STATED PROBLEM
Print the entries below in their entirety, exactly as they are written.
## START EXTRACTED ENTRIES
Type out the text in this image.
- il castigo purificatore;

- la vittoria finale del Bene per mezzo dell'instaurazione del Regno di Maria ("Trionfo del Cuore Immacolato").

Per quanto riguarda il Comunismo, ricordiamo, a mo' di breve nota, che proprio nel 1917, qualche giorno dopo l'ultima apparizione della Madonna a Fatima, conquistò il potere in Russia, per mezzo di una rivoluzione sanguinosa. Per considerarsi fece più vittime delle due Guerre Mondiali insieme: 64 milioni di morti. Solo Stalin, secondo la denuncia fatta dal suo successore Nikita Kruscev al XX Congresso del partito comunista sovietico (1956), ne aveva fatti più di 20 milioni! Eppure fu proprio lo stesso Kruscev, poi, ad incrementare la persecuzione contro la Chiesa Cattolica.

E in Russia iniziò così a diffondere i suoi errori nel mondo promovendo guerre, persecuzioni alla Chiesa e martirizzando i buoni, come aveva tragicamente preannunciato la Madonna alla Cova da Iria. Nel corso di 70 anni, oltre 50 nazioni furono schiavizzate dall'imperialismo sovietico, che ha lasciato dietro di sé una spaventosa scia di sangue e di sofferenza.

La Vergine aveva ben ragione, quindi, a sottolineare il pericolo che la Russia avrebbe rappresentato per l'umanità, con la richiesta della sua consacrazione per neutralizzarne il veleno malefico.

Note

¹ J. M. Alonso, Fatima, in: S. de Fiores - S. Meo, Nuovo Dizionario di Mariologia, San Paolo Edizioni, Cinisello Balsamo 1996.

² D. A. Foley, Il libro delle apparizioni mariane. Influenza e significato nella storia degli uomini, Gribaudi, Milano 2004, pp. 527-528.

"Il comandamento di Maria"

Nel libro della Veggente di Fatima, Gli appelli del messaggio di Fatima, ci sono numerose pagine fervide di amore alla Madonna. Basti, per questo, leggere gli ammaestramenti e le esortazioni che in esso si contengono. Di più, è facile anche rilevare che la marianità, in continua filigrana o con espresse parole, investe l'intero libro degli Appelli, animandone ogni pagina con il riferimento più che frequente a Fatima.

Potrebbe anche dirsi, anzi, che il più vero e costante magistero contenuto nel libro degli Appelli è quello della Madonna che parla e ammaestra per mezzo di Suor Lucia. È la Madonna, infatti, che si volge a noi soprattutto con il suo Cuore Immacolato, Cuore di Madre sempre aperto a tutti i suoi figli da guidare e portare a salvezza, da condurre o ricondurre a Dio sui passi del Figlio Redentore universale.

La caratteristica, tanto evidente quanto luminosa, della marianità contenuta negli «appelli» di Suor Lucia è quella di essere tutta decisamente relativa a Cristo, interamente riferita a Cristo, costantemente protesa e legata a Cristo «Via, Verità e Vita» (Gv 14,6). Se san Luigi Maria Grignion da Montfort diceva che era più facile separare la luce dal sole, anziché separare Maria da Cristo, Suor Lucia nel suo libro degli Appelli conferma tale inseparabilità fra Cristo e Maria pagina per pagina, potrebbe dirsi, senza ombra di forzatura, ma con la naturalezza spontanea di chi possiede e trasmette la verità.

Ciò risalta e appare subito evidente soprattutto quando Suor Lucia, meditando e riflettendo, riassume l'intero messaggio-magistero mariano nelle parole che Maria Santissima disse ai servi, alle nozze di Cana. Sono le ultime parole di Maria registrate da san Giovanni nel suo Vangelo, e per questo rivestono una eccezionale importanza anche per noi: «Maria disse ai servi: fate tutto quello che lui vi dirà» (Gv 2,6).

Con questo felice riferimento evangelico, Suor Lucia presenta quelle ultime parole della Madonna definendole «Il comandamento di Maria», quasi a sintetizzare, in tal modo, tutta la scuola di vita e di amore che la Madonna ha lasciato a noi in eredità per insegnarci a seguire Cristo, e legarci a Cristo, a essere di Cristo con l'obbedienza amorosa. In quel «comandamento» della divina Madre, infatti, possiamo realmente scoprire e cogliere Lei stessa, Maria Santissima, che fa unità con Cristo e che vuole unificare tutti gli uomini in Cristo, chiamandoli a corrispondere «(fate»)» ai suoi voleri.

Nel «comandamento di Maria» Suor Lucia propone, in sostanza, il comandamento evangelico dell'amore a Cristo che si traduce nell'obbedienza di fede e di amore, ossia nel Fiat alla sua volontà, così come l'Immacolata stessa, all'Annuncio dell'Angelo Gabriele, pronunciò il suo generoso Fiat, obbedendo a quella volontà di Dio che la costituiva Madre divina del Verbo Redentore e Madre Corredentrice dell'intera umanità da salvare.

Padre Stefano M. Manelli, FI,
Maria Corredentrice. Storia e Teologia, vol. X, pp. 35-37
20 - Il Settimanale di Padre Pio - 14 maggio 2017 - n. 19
## END EXTRACTED ENTRIES
COMPLETED TASK
Type out the text in this image.
- il castigo purificatore;

- la vittoria finale del Bene per mezzo dell'instaurazione del Regno di Maria ("Trionfo del Cuore Immacolato").

Per quanto riguarda il Comunismo, ricordiamo, a mo' di breve nota, che proprio nel 1917, qualche giorno dopo l'ultima apparizione della Madonna a Fatima, conquistò il potere in Russia, per mezzo di una rivoluzione sanguinosa. Per considerarsi fece più vittime delle due Guerre Mondiali insieme: 64 milioni di morti. Solo Stalin, secondo la denuncia fatta dal suo successore Nikita Kruscev al XX Congresso del partito comunista sovietico (1956), ne aveva fatti più di 20 milioni! Eppure fu proprio lo stesso Kruscev, poi, ad incrementare la persecuzione contro la Chiesa Cattolica.

E in Russia iniziò così a diffondere i suoi errori nel mondo promovendo guerre, persecuzioni alla Chiesa e martirizzando i buoni, come aveva tragicamente preannunciato la Madonna alla Cova da Iria. Nel corso di 70 anni, oltre 50 nazioni furono schiavizzate dall'imperialismo sovietico, che ha lasciato dietro di sé una spaventosa scia di sangue e di sofferenza.

La Vergine aveva ben ragione, quindi, a sottolineare il pericolo che la Russia avrebbe rappresentato per l'umanità, con la richiesta della sua consacrazione per neutralizzarne il veleno malefico.

Note

¹ J. M. Alonso, Fatima, in: S. de Fiores - S. Meo, Nuovo Dizionario di Mariologia, San Paolo Edizioni, Cinisello Balsamo 1996.

² D. A. Foley, Il libro delle apparizioni mariane. Influenza e significato nella storia degli uomini, Gribaudi, Milano 2004, pp. 527-528.

"Il comandamento di Maria"

Nel libro della Veggente di Fatima, Gli appelli del messaggio di Fatima, ci sono numerose pagine fervide di amore alla Madonna. Basti, per questo, leggere gli ammaestramenti e le esortazioni che in esso si contengono. Di più, è facile anche rilevare che la marianità, in continua filigrana o con espresse parole, investe l'intero libro degli Appelli, animandone ogni pagina con il riferimento più che frequente a Fatima.

Potrebbe anche dirsi, anzi, che il più vero e costante magistero contenuto nel libro degli Appelli è quello della Madonna che parla e ammaestra per mezzo di Suor Lucia. È la Madonna, infatti, che si volge a noi soprattutto con il suo Cuore Immacolato, Cuore di Madre sempre aperto a tutti i suoi figli da guidare e portare a salvezza, da condurre o ricondurre a Dio sui passi del Figlio Redentore universale.

La caratteristica, tanto evidente quanto luminosa, della marianità contenuta negli «appelli» di Suor Lucia è quella di essere tutta decisamente relativa a Cristo, interamente riferita a Cristo, costantemente protesa e legata a Cristo «Via, Verità e Vita» (Gv 14,6). Se san Luigi Maria Grignion da Montfort diceva che era più facile separare la luce dal sole, anziché separare Maria da Cristo, Suor Lucia nel suo libro degli Appelli conferma tale inseparabilità fra Cristo e Maria pagina per pagina, potrebbe dirsi, senza ombra di forzatura, ma con la naturalezza spontanea di chi possiede e trasmette la verità.

Ciò risalta e appare subito evidente soprattutto quando Suor Lucia, meditando e riflettendo, riassume l'intero messaggio-magistero mariano nelle parole che Maria Santissima disse ai servi, alle nozze di Cana. Sono le ultime parole di Maria registrate da san Giovanni nel suo Vangelo, e per questo rivestono una eccezionale importanza anche per noi: «Maria disse ai servi: fate tutto quello che lui vi dirà» (Gv 2,6).

Con questo felice riferimento evangelico, Suor Lucia presenta quelle ultime parole della Madonna definendole «Il comandamento di Maria», quasi a sintetizzare, in tal modo, tutta la scuola di vita e di amore che la Madonna ha lasciato a noi in eredità per insegnarci a seguire Cristo, e legarci a Cristo, a essere di Cristo con l'obbedienza amorosa. In quel «comandamento» della divina Madre, infatti, possiamo realmente scoprire e cogliere Lei stessa, Maria Santissima, che fa unità con Cristo e che vuole unificare tutti gli uomini in Cristo, chiamandoli a corrispondere «(fate»)» ai suoi voleri.

Nel «comandamento di Maria» Suor Lucia propone, in sostanza, il comandamento evangelico dell'amore a Cristo che si traduce nell'obbedienza di fede e di amore, ossia nel Fiat alla sua volontà, così come l'Immacolata stessa, all'Annuncio dell'Angelo Gabriele, pronunciò il suo generoso Fiat, obbedendo a quella volontà di Dio che la costituiva Madre divina del Verbo Redentore e Madre Corredentrice dell'intera umanità da salvare.

Padre Stefano M. Manelli, FI,
Maria Corredentrice. Storia e Teologia, vol. X, pp. 35-37
20 - Il Settimanale di Padre Pio - 14 maggio 2017 - n. 19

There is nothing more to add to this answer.